» **WHAT IS REQUIRED**: Identify the lines that contain the word "JSON" and copy each one.

+++ THE RECORDS +++

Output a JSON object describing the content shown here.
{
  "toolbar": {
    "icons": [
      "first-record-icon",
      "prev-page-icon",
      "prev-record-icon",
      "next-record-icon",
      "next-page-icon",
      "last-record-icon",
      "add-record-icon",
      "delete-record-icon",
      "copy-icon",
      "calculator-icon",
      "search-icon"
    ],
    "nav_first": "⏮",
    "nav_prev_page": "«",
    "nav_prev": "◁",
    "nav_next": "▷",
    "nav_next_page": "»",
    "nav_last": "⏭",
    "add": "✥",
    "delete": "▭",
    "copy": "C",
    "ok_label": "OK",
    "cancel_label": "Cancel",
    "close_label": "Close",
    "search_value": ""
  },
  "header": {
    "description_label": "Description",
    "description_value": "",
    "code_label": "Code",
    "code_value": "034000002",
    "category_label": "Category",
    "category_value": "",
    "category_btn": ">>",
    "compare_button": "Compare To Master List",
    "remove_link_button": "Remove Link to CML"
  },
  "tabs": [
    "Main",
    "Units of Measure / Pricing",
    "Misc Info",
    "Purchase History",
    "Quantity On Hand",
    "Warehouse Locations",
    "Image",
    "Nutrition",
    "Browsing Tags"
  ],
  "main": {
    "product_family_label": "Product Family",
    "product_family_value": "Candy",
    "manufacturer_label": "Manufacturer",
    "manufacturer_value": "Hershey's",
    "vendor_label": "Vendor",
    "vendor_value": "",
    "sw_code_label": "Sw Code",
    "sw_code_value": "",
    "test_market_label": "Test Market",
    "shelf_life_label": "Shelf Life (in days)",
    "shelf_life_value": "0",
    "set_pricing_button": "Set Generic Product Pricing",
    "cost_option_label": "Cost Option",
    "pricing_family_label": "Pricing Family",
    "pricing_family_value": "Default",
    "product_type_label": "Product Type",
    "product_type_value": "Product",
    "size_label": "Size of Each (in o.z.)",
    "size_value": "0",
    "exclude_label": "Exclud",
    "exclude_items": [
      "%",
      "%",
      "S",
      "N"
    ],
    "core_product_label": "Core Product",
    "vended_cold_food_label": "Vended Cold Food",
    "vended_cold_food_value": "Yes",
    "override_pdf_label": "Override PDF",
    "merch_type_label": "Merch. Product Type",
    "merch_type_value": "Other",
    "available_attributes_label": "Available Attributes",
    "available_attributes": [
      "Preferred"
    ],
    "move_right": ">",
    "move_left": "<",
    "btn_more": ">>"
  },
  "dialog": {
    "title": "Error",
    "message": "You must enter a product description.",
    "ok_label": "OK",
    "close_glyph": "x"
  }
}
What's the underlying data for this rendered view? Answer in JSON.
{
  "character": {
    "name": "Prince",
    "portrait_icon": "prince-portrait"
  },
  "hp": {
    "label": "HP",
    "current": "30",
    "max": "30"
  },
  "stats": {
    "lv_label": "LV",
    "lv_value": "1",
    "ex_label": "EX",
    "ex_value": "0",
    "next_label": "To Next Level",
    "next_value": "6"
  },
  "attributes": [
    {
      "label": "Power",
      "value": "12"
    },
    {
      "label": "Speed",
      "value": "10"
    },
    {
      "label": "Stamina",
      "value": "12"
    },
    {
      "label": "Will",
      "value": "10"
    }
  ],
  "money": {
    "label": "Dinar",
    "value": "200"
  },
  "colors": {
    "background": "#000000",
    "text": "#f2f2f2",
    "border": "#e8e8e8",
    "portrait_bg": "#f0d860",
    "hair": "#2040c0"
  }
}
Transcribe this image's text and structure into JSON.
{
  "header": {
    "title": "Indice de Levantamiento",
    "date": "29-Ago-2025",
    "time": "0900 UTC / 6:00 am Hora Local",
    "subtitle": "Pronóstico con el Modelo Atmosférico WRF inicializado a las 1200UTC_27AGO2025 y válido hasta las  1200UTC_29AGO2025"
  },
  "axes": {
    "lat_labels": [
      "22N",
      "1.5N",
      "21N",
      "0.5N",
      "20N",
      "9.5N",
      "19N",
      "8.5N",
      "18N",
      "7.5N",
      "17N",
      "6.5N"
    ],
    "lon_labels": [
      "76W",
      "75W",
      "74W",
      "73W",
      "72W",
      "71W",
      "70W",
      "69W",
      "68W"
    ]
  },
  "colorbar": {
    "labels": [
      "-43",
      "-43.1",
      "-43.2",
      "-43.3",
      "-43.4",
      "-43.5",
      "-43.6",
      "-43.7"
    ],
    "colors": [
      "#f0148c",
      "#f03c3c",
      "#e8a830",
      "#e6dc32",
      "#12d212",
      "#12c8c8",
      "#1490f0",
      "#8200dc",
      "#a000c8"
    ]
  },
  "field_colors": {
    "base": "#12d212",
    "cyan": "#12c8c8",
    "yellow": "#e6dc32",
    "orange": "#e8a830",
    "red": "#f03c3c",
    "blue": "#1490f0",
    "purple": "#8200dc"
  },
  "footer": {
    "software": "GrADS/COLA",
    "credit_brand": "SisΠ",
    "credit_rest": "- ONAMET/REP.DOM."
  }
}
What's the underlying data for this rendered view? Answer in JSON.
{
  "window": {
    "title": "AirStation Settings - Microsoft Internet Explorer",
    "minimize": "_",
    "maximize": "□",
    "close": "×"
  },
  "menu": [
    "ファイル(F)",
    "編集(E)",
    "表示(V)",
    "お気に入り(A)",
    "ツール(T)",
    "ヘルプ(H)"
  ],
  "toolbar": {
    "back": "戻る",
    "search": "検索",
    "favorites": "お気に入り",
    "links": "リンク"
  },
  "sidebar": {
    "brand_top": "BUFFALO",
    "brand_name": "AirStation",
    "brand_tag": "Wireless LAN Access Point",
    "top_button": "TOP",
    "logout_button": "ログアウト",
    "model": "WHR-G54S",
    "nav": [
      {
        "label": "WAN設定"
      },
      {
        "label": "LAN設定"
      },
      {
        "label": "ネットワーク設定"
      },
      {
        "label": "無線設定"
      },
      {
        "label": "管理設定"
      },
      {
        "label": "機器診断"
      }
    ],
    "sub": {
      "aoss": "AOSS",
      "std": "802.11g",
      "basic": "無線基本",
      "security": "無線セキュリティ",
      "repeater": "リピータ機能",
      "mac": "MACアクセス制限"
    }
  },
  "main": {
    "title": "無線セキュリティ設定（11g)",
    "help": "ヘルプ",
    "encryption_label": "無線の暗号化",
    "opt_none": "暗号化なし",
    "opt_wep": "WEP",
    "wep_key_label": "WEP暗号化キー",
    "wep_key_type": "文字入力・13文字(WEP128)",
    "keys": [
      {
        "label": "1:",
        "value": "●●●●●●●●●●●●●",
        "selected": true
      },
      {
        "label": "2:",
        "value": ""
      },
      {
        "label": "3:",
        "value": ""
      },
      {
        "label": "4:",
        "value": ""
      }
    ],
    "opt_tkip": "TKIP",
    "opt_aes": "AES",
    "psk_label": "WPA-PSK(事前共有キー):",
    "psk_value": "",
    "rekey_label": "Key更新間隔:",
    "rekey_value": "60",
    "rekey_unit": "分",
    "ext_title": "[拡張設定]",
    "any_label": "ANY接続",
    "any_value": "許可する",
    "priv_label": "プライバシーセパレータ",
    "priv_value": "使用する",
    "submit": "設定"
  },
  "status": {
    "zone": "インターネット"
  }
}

+++

» **ANSWER FOR THE TASK**:
Output a JSON object describing the content shown here.
What's the underlying data for this rendered view? Answer in JSON.
Transcribe this image's text and structure into JSON.
What's the underlying data for this rendered view? Answer in JSON.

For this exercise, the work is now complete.